§ Instructions for the task
Print the listing in its entirety and exactly, leaving out images.

§ Provided records

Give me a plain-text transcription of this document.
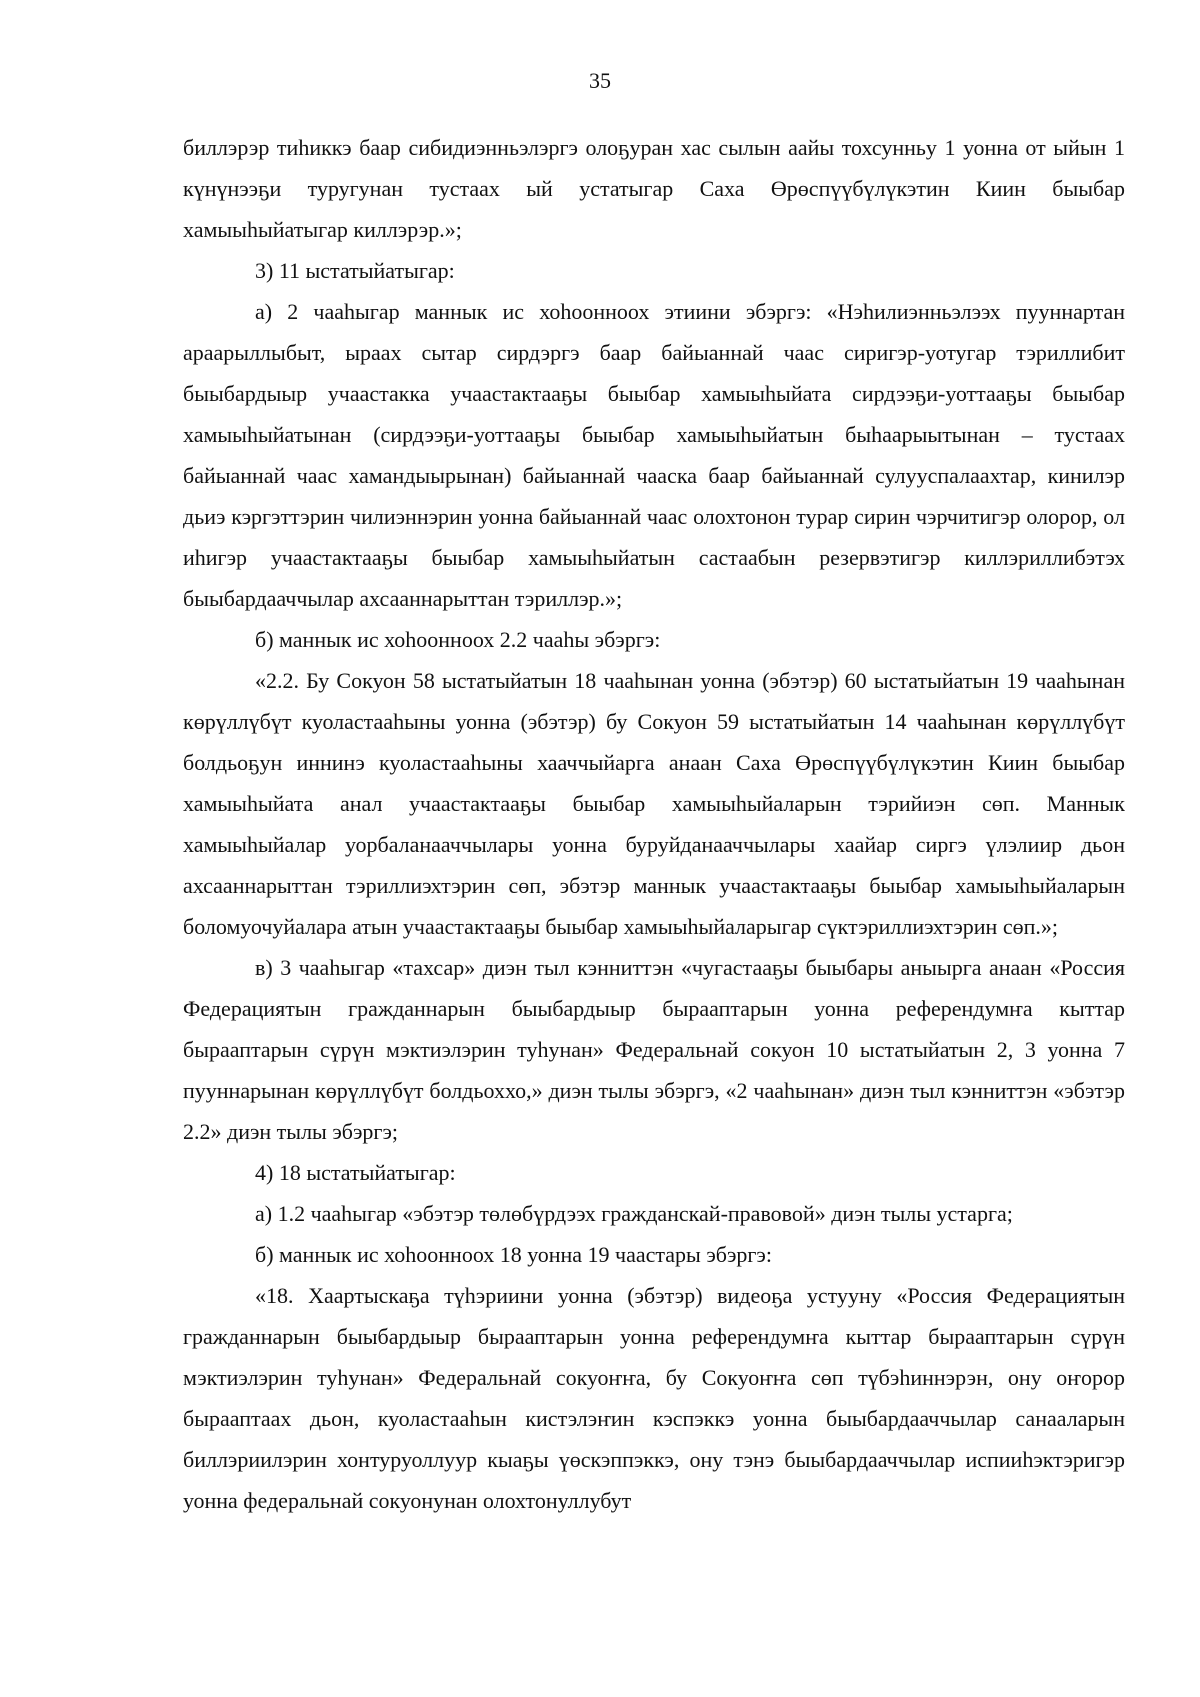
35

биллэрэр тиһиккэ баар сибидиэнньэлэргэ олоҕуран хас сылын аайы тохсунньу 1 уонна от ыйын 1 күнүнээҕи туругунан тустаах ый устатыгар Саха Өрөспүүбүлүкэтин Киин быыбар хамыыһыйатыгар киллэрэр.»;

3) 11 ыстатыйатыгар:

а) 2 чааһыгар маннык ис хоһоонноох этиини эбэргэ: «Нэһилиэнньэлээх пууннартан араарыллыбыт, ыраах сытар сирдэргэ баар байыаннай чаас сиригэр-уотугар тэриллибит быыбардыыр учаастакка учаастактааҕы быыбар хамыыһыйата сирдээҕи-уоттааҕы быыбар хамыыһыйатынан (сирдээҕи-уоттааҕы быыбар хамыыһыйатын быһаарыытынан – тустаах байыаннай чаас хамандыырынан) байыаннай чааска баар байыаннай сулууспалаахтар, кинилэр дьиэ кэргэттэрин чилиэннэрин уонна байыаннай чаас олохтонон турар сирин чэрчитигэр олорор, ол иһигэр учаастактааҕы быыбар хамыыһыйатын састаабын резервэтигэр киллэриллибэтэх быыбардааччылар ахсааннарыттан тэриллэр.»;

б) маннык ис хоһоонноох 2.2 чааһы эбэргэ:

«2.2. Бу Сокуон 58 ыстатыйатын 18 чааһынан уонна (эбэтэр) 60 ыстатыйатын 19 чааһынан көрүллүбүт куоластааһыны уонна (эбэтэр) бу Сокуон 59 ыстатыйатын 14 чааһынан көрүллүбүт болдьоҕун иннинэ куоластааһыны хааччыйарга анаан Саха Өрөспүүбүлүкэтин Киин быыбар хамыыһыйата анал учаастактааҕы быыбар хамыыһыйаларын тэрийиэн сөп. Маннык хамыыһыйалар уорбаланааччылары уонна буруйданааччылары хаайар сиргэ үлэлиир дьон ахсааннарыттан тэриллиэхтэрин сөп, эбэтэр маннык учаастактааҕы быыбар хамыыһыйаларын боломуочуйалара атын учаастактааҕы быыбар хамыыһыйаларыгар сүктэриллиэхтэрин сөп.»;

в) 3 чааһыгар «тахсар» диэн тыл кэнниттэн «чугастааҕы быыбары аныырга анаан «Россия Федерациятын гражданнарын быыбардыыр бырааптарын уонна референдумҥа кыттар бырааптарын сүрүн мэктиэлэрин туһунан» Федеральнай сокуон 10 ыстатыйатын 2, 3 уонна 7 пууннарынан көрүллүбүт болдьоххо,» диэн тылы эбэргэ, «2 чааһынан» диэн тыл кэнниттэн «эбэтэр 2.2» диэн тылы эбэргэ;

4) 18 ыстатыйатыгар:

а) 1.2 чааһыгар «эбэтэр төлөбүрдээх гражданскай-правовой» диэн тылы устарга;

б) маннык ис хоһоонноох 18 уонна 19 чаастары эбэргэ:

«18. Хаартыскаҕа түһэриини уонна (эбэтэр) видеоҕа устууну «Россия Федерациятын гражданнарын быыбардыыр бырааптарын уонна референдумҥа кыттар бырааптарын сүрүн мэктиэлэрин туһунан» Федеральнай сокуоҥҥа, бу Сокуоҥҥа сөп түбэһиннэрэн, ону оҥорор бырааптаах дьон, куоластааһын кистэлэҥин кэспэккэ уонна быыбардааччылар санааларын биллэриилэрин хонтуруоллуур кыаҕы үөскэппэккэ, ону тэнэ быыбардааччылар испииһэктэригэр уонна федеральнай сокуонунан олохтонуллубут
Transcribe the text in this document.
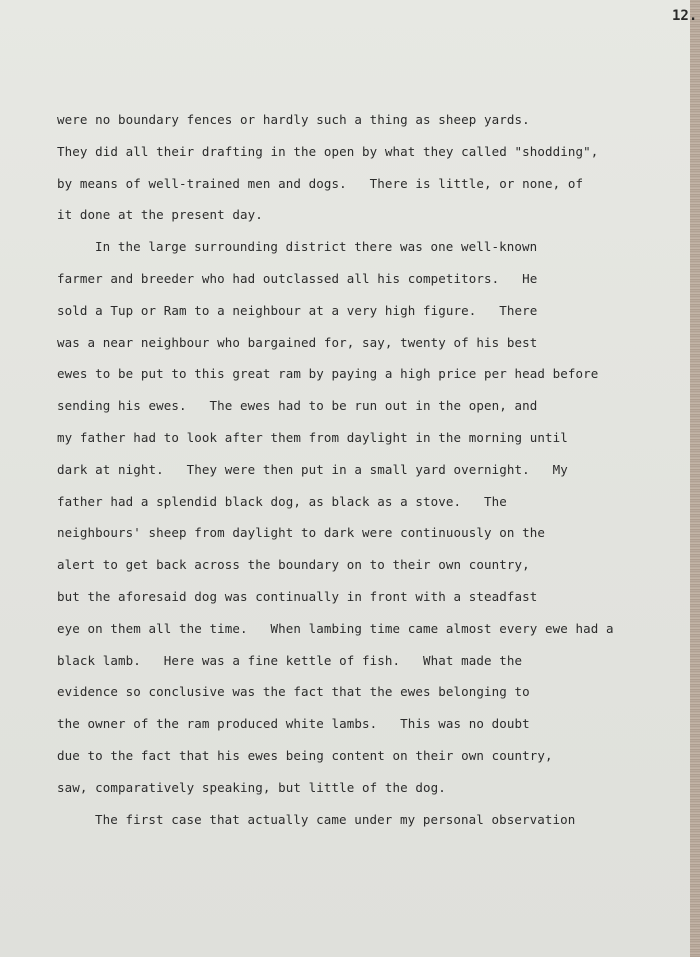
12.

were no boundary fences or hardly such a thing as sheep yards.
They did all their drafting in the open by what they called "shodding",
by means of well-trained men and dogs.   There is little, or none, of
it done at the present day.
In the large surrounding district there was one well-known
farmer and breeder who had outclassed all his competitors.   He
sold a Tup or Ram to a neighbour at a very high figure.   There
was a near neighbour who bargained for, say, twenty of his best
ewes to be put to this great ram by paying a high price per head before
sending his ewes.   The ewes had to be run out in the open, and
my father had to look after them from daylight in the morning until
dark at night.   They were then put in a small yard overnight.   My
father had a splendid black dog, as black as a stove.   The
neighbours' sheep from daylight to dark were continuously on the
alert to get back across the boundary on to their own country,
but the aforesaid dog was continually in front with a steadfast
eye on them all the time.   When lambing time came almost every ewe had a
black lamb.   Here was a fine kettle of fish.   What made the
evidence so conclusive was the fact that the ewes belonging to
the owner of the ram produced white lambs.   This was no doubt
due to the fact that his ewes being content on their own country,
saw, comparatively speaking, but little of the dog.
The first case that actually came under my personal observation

§ Solution to this problem
Give me a plain-text transcription of this document.
35

биллэрэр тиһиккэ баар сибидиэнньэлэргэ олоҕуран хас сылын аайы тохсунньу 1 уонна от ыйын 1 күнүнээҕи туругунан тустаах ый устатыгар Саха Өрөспүүбүлүкэтин Киин быыбар хамыыһыйатыгар киллэрэр.»;

3) 11 ыстатыйатыгар:

а) 2 чааһыгар маннык ис хоһоонноох этиини эбэргэ: «Нэһилиэнньэлээх пууннартан араарыллыбыт, ыраах сытар сирдэргэ баар байыаннай чаас сиригэр-уотугар тэриллибит быыбардыыр учаастакка учаастактааҕы быыбар хамыыһыйата сирдээҕи-уоттааҕы быыбар хамыыһыйатынан (сирдээҕи-уоттааҕы быыбар хамыыһыйатын быһаарыытынан – тустаах байыаннай чаас хамандыырынан) байыаннай чааска баар байыаннай сулууспалаахтар, кинилэр дьиэ кэргэттэрин чилиэннэрин уонна байыаннай чаас олохтонон турар сирин чэрчитигэр олорор, ол иһигэр учаастактааҕы быыбар хамыыһыйатын састаабын резервэтигэр киллэриллибэтэх быыбардааччылар ахсааннарыттан тэриллэр.»;

б) маннык ис хоһоонноох 2.2 чааһы эбэргэ:

«2.2. Бу Сокуон 58 ыстатыйатын 18 чааһынан уонна (эбэтэр) 60 ыстатыйатын 19 чааһынан көрүллүбүт куоластааһыны уонна (эбэтэр) бу Сокуон 59 ыстатыйатын 14 чааһынан көрүллүбүт болдьоҕун иннинэ куоластааһыны хааччыйарга анаан Саха Өрөспүүбүлүкэтин Киин быыбар хамыыһыйата анал учаастактааҕы быыбар хамыыһыйаларын тэрийиэн сөп. Маннык хамыыһыйалар уорбаланааччылары уонна буруйданааччылары хаайар сиргэ үлэлиир дьон ахсааннарыттан тэриллиэхтэрин сөп, эбэтэр маннык учаастактааҕы быыбар хамыыһыйаларын боломуочуйалара атын учаастактааҕы быыбар хамыыһыйаларыгар сүктэриллиэхтэрин сөп.»;

в) 3 чааһыгар «тахсар» диэн тыл кэнниттэн «чугастааҕы быыбары аныырга анаан «Россия Федерациятын гражданнарын быыбардыыр бырааптарын уонна референдумҥа кыттар бырааптарын сүрүн мэктиэлэрин туһунан» Федеральнай сокуон 10 ыстатыйатын 2, 3 уонна 7 пууннарынан көрүллүбүт болдьоххо,» диэн тылы эбэргэ, «2 чааһынан» диэн тыл кэнниттэн «эбэтэр 2.2» диэн тылы эбэргэ;

4) 18 ыстатыйатыгар:

а) 1.2 чааһыгар «эбэтэр төлөбүрдээх гражданскай-правовой» диэн тылы устарга;

б) маннык ис хоһоонноох 18 уонна 19 чаастары эбэргэ:

«18. Хаартыскаҕа түһэриини уонна (эбэтэр) видеоҕа устууну «Россия Федерациятын гражданнарын быыбардыыр бырааптарын уонна референдумҥа кыттар бырааптарын сүрүн мэктиэлэрин туһунан» Федеральнай сокуоҥҥа, бу Сокуоҥҥа сөп түбэһиннэрэн, ону оҥорор бырааптаах дьон, куоластааһын кистэлэҥин кэспэккэ уонна быыбардааччылар санааларын биллэриилэрин хонтуруоллуур кыаҕы үөскэппэккэ, ону тэнэ быыбардааччылар испииһэктэригэр уонна федеральнай сокуонунан олохтонуллубут
Transcribe the text in this document.
12.

were no boundary fences or hardly such a thing as sheep yards.
They did all their drafting in the open by what they called "shodding",
by means of well-trained men and dogs.   There is little, or none, of
it done at the present day.
In the large surrounding district there was one well-known
farmer and breeder who had outclassed all his competitors.   He
sold a Tup or Ram to a neighbour at a very high figure.   There
was a near neighbour who bargained for, say, twenty of his best
ewes to be put to this great ram by paying a high price per head before
sending his ewes.   The ewes had to be run out in the open, and
my father had to look after them from daylight in the morning until
dark at night.   They were then put in a small yard overnight.   My
father had a splendid black dog, as black as a stove.   The
neighbours' sheep from daylight to dark were continuously on the
alert to get back across the boundary on to their own country,
but the aforesaid dog was continually in front with a steadfast
eye on them all the time.   When lambing time came almost every ewe had a
black lamb.   Here was a fine kettle of fish.   What made the
evidence so conclusive was the fact that the ewes belonging to
the owner of the ram produced white lambs.   This was no doubt
due to the fact that his ewes being content on their own country,
saw, comparatively speaking, but little of the dog.
The first case that actually came under my personal observation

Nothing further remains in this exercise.